## START
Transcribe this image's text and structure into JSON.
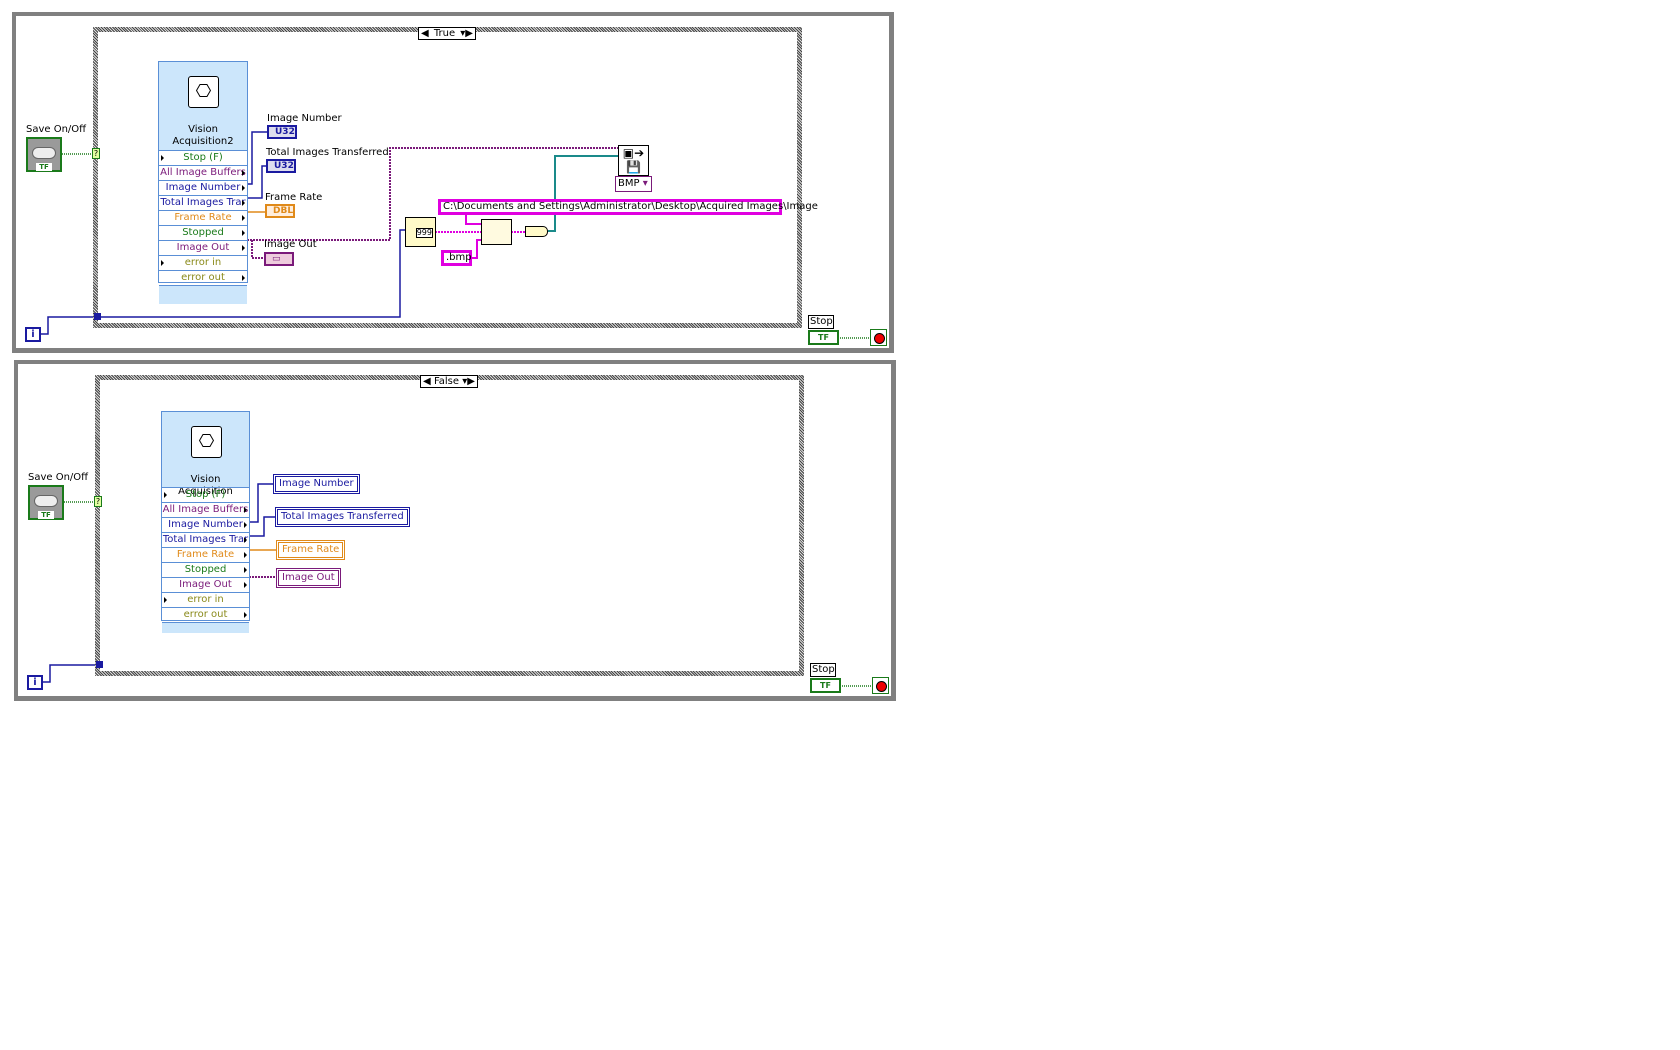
{
  "panels": [
    {
      "case_value": "True",
      "node_title": "Vision Acquisition2",
      "rows": [
        {
          "label": "Stop (F)",
          "color": "#1a7a1a"
        },
        {
          "label": "All Image Buffers",
          "color": "#7a1a7a"
        },
        {
          "label": "Image Number",
          "color": "#1a1aa0"
        },
        {
          "label": "Total Images Trar",
          "color": "#1a1aa0"
        },
        {
          "label": "Frame Rate",
          "color": "#e08a1a"
        },
        {
          "label": "Stopped",
          "color": "#1a7a1a"
        },
        {
          "label": "Image Out",
          "color": "#7a1a7a"
        },
        {
          "label": "error in",
          "color": "#8a8a1a"
        },
        {
          "label": "error out",
          "color": "#8a8a1a"
        }
      ],
      "save_label": "Save On/Off",
      "bool_tf": "TF",
      "tunnel": "?",
      "iteration": "i",
      "stop_label": "Stop",
      "indicators": [
        {
          "label": "Image Number",
          "type": "U32"
        },
        {
          "label": "Total Images Transferred",
          "type": "U32"
        },
        {
          "label": "Frame Rate",
          "type": "DBL"
        },
        {
          "label": "Image Out",
          "type": "▭"
        }
      ],
      "path_constant": "C:\\Documents and Settings\\Administrator\\Desktop\\Acquired Images\\Image",
      "ext_constant": ".bmp",
      "format_display": "999",
      "file_type": "BMP"
    },
    {
      "case_value": "False",
      "node_title": "Vision Acquisition",
      "rows": [
        {
          "label": "Stop (F)",
          "color": "#1a7a1a"
        },
        {
          "label": "All Image Buffers",
          "color": "#7a1a7a"
        },
        {
          "label": "Image Number",
          "color": "#1a1aa0"
        },
        {
          "label": "Total Images Trar",
          "color": "#1a1aa0"
        },
        {
          "label": "Frame Rate",
          "color": "#e08a1a"
        },
        {
          "label": "Stopped",
          "color": "#1a7a1a"
        },
        {
          "label": "Image Out",
          "color": "#7a1a7a"
        },
        {
          "label": "error in",
          "color": "#8a8a1a"
        },
        {
          "label": "error out",
          "color": "#8a8a1a"
        }
      ],
      "save_label": "Save On/Off",
      "bool_tf": "TF",
      "tunnel": "?",
      "iteration": "i",
      "stop_label": "Stop",
      "indicators": [
        {
          "label": "Image Number"
        },
        {
          "label": "Total Images Transferred"
        },
        {
          "label": "Frame Rate"
        },
        {
          "label": "Image Out"
        }
      ]
    }
  ],
  "colors": {
    "int_wire": "#1a1aa0",
    "string_wire": "#e000e0",
    "image_wire": "#7a1a7a",
    "dbl_wire": "#e08a1a",
    "path_wire": "#1a8a8a",
    "bool_wire": "#1a7a1a"
  }
}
## END
WHAT NEEDS TO BE DONE - Track down every line of the material containing the string "Vision", and copy it.

SOLUTION BELOW -
      "node_title": "Vision Acquisition2",
      "node_title": "Vision Acquisition",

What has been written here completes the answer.